=== Stated task ===
Filter the data for lines with the word "Error", then copy every line so identified.

=== Provided data ===

- - - - - - -

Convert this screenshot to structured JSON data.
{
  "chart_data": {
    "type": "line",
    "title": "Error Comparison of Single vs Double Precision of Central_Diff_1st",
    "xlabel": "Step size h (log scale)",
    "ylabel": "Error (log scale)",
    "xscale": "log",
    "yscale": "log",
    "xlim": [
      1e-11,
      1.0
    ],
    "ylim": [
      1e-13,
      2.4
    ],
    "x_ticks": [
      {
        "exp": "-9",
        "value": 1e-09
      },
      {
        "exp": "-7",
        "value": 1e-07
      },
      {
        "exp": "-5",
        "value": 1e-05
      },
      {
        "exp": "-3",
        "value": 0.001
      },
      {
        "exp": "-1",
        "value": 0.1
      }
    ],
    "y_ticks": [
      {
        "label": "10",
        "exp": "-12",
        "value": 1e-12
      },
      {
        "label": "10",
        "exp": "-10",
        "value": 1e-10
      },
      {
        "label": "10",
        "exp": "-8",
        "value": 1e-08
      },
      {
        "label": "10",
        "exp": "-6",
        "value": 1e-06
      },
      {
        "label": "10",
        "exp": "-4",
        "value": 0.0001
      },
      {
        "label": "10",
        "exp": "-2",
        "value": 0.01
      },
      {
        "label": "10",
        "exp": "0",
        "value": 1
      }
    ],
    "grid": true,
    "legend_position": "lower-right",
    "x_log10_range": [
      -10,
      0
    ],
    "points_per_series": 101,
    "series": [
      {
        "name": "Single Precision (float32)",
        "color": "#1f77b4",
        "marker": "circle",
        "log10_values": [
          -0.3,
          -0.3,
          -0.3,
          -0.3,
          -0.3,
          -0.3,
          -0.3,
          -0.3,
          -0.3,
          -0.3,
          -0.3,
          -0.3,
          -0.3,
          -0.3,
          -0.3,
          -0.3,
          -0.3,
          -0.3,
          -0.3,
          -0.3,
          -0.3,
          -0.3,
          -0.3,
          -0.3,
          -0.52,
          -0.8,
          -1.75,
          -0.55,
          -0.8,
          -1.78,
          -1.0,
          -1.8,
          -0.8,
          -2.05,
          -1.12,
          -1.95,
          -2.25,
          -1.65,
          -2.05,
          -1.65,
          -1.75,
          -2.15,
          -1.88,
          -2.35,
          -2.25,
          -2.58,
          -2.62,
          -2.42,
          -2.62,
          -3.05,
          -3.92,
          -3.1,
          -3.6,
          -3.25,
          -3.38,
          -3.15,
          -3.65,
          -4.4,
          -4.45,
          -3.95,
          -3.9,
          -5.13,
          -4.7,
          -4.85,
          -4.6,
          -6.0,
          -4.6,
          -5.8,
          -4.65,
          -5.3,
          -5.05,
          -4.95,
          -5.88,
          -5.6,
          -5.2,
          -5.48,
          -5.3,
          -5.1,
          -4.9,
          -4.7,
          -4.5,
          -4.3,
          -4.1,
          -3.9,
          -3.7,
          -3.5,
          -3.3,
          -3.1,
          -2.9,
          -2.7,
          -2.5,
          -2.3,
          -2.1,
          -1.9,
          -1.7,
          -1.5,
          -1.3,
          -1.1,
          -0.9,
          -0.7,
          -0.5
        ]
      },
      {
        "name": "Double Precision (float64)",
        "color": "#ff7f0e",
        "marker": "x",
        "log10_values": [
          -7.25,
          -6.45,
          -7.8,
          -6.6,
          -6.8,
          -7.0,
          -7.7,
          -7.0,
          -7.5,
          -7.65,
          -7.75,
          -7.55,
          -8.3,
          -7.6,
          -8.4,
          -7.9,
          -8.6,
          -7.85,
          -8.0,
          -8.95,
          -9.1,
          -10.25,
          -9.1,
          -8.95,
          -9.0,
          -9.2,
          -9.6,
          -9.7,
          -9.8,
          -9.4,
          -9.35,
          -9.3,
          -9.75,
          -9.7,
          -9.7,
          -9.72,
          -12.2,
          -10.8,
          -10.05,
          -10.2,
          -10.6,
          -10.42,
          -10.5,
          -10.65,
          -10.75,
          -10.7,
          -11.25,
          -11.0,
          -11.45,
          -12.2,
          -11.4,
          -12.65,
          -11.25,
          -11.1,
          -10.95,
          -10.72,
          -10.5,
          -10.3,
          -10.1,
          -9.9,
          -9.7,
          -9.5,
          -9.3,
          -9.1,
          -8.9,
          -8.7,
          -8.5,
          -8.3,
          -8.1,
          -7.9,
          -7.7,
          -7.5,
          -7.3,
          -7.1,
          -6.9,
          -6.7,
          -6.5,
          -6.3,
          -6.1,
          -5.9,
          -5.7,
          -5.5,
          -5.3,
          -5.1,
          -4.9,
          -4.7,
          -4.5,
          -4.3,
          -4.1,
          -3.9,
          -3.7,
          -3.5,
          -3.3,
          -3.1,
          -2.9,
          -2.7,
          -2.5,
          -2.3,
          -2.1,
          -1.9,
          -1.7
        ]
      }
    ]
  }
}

- - - - - - -

=== Solution to this exercise ===
    "title": "Error Comparison of Single vs Double Precision of Central_Diff_1st",
    "ylabel": "Error (log scale)",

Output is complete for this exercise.